— Begin Given data —
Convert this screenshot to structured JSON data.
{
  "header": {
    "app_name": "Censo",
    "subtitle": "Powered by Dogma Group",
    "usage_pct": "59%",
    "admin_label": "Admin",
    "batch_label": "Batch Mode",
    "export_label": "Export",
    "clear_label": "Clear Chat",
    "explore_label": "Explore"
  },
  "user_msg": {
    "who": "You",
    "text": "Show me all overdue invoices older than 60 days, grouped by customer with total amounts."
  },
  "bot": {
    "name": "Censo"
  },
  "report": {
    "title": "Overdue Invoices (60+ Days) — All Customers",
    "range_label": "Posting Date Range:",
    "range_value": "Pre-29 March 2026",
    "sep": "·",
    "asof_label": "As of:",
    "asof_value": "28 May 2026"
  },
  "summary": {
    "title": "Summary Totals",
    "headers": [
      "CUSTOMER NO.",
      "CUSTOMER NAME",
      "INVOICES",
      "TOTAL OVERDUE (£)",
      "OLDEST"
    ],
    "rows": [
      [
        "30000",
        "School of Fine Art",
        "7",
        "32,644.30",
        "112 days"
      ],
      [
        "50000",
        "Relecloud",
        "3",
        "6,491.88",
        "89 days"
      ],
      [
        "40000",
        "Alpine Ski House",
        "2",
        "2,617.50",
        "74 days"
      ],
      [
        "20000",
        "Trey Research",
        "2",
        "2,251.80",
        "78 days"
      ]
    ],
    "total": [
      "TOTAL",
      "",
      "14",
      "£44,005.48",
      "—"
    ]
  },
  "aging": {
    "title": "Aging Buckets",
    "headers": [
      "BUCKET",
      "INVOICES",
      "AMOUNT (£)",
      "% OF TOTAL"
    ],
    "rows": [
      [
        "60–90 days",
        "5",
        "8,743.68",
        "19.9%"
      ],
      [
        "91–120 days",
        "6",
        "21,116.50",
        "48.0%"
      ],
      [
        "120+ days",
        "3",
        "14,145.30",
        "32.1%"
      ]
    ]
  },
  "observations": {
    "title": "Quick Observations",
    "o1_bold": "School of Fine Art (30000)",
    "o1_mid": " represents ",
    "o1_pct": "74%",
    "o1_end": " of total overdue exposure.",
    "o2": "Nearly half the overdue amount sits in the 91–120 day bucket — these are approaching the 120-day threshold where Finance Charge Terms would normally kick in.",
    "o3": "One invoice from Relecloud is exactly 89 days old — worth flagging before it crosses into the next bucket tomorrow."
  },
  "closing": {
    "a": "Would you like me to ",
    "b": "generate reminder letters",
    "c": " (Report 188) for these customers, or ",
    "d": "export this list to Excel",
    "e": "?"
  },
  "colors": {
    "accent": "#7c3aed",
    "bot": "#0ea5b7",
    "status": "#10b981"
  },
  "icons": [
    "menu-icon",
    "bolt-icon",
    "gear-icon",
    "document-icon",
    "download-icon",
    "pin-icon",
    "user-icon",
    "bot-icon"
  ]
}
— End Given data —
**What the task asks:**
Check each line of the records above for the string "Relecloud", and report every line that has it.

**Complete answer:**
        "Relecloud",
    "o3": "One invoice from Relecloud is exactly 89 days old — worth flagging before it crosses into the next bucket tomorrow."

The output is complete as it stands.